Search the material for the word "Store" and copy each line that holds it.

>> begin EXERCISE MATERIAL

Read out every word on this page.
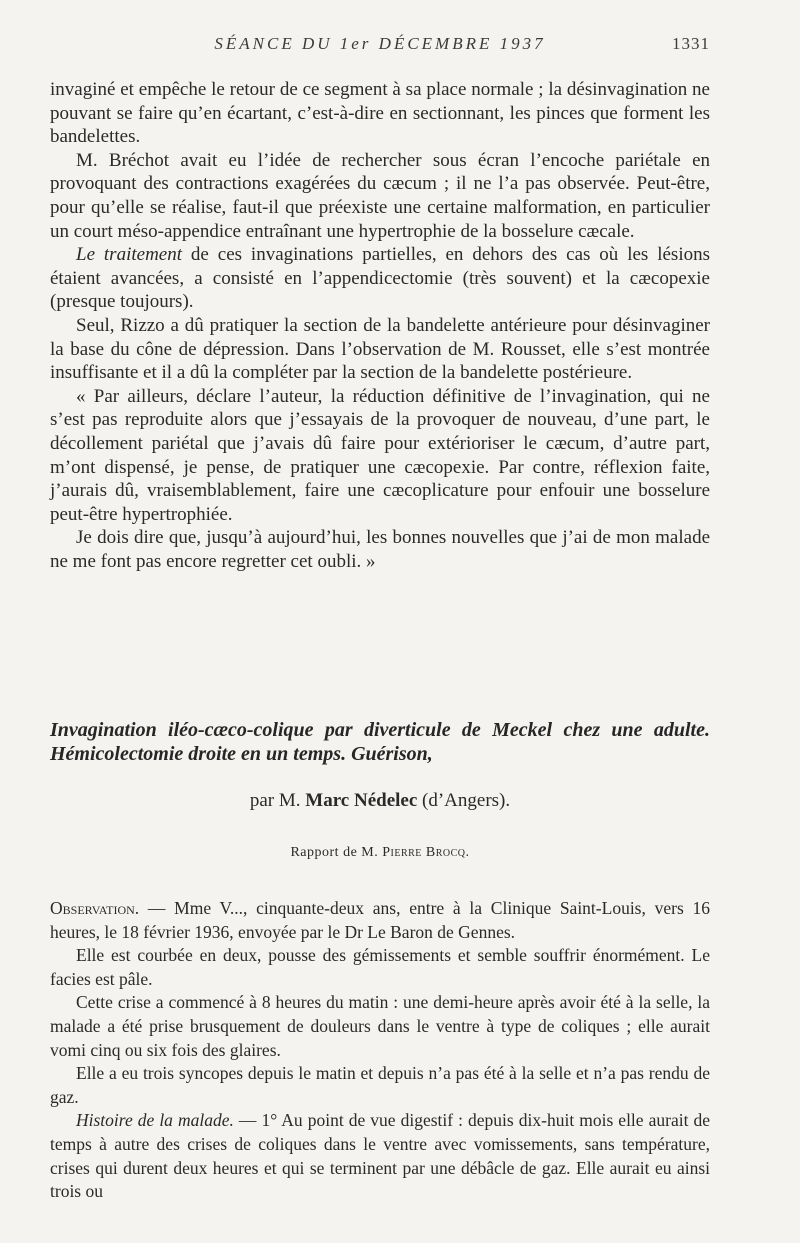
SÉANCE DU 1er DÉCEMBRE 1937	1331

invaginé et empêche le retour de ce segment à sa place normale ; la désinvagination ne pouvant se faire qu’en écartant, c’est-à-dire en sectionnant, les pinces que forment les bandelettes.

M. Bréchot avait eu l’idée de rechercher sous écran l’encoche pariétale en provoquant des contractions exagérées du cæcum ; il ne l’a pas observée. Peut-être, pour qu’elle se réalise, faut-il que préexiste une certaine malformation, en particulier un court méso-appendice entraînant une hypertrophie de la bosselure cæcale.

Le traitement de ces invaginations partielles, en dehors des cas où les lésions étaient avancées, a consisté en l’appendicectomie (très souvent) et la cæcopexie (presque toujours).

Seul, Rizzo a dû pratiquer la section de la bandelette antérieure pour désinvaginer la base du cône de dépression. Dans l’observation de M. Rousset, elle s’est montrée insuffisante et il a dû la compléter par la section de la bandelette postérieure.

« Par ailleurs, déclare l’auteur, la réduction définitive de l’invagination, qui ne s’est pas reproduite alors que j’essayais de la provoquer de nouveau, d’une part, le décollement pariétal que j’avais dû faire pour extérioriser le cæcum, d’autre part, m’ont dispensé, je pense, de pratiquer une cæcopexie. Par contre, réflexion faite, j’aurais dû, vraisemblablement, faire une cæcoplicature pour enfouir une bosselure peut-être hypertrophiée.

Je dois dire que, jusqu’à aujourd’hui, les bonnes nouvelles que j’ai de mon malade ne me font pas encore regretter cet oubli. »

Invagination iléo-cæco-colique par diverticule de Meckel chez une adulte. Hémicolectomie droite en un temps. Guérison,
par M. Marc Nédelec (d’Angers).
Rapport de M. Pierre Brocq.

Observation. — Mme V..., cinquante-deux ans, entre à la Clinique Saint-Louis, vers 16 heures, le 18 février 1936, envoyée par le Dr Le Baron de Gennes.

Elle est courbée en deux, pousse des gémissements et semble souffrir énormément. Le facies est pâle.

Cette crise a commencé à 8 heures du matin : une demi-heure après avoir été à la selle, la malade a été prise brusquement de douleurs dans le ventre à type de coliques ; elle aurait vomi cinq ou six fois des glaires.

Elle a eu trois syncopes depuis le matin et depuis n’a pas été à la selle et n’a pas rendu de gaz.

Histoire de la malade. — 1° Au point de vue digestif : depuis dix-huit mois elle aurait de temps à autre des crises de coliques dans le ventre avec vomissements, sans température, crises qui durent deux heures et qui se terminent par une débâcle de gaz. Elle aurait eu ainsi trois ou
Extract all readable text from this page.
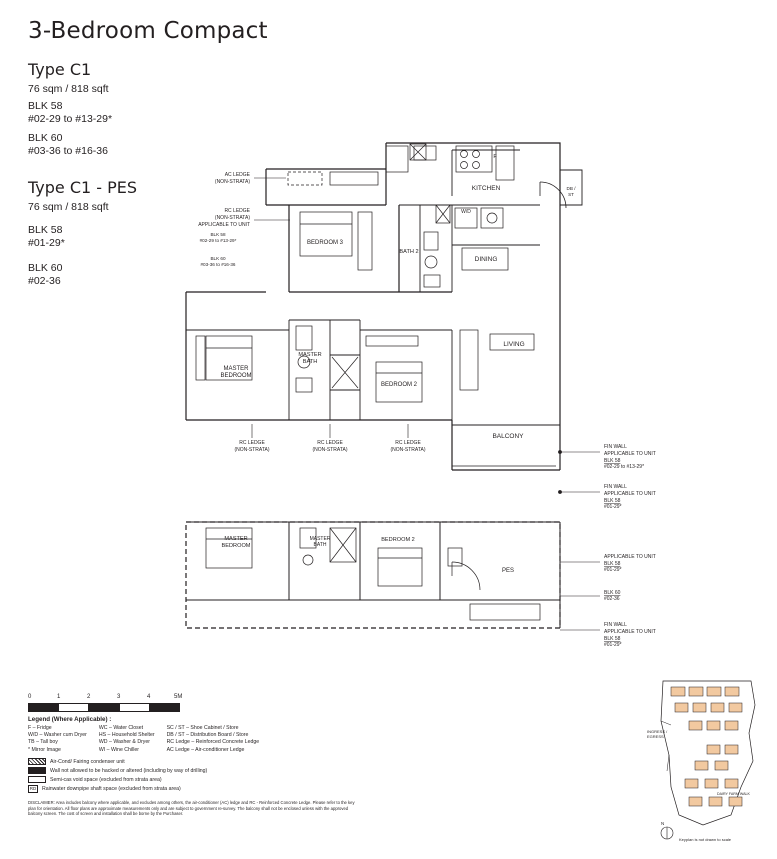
3-Bedroom Compact
Type C1
76 sqm / 818 sqft
BLK 58
#02-29 to #13-29*
BLK 60
#03-36 to #16-36
Type C1 - PES
76 sqm / 818 sqft
BLK 58
#01-29*
BLK 60
#02-36
KITCHEN
DINING
LIVING
BALCONY
BEDROOM 3
BEDROOM 2
MASTER BEDROOM
MASTER BATH
BATH 2
DB / ST
W/D
F
MASTER BEDROOM
MASTER BATH
BEDROOM 2
PES
AC LEDGE (NON-STRATA)
RC LEDGE (NON-STRATA) APPLICABLE TO UNIT
BLK 58 #02-29 to #13-29*
BLK 60 #03-36 to #16-36
RC LEDGE (NON-STRATA)
RC LEDGE (NON-STRATA)
RC LEDGE (NON-STRATA)	FIN WALL APPLICABLE TO UNIT BLK 58 #02-29 to #13-29*
FIN WALL APPLICABLE TO UNIT BLK 58 #01-29*
APPLICABLE TO UNIT BLK 58 #01-29*
BLK 60 #02-36
FIN WALL APPLICABLE TO UNIT BLK 58 #01-29*
0	1	2	3	4	5M
Legend (Where Applicable) :
F – Fridge
W/D – Washer cum Dryer
TB – Tall boy
* Mirror Image
WC – Water Closet
HS – Household Shelter
WD – Washer & Dryer
WI – Wine Chiller
SC / ST – Shoe Cabinet / Store
DB / ST – Distribution Board / Store
RC Ledge – Reinforced Concrete Ledge
AC Ledge – Air-conditioner Ledge
Air-Cond/ Fairing condenser unit
Wall not allowed to be hacked or altered (including by way of drilling)
Semi-cas void space (excluded from strata area)
RD	Rainwater downpipe shaft space (excluded from strata area)
DISCLAIMER: Area includes balcony where applicable, and excludes among others, the air-conditioner (AC) ledge and RC - Reinforced Concrete Ledge. Please refer to the key plan for orientation. All floor plans are approximate measurements only and are subject to government re-survey. The balcony shall not be enclosed unless with the approved balcony screen. The cost of screen and installation shall be borne by the Purchaser.
INGRESS / EGRESS
DAIRY FARM WALK
N
Keyplan is not drawn to scale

>> end EXERCISE MATERIAL

EXERCISE SOLUTION =>
SC / ST – Shoe Cabinet / Store
DB / ST – Distribution Board / Store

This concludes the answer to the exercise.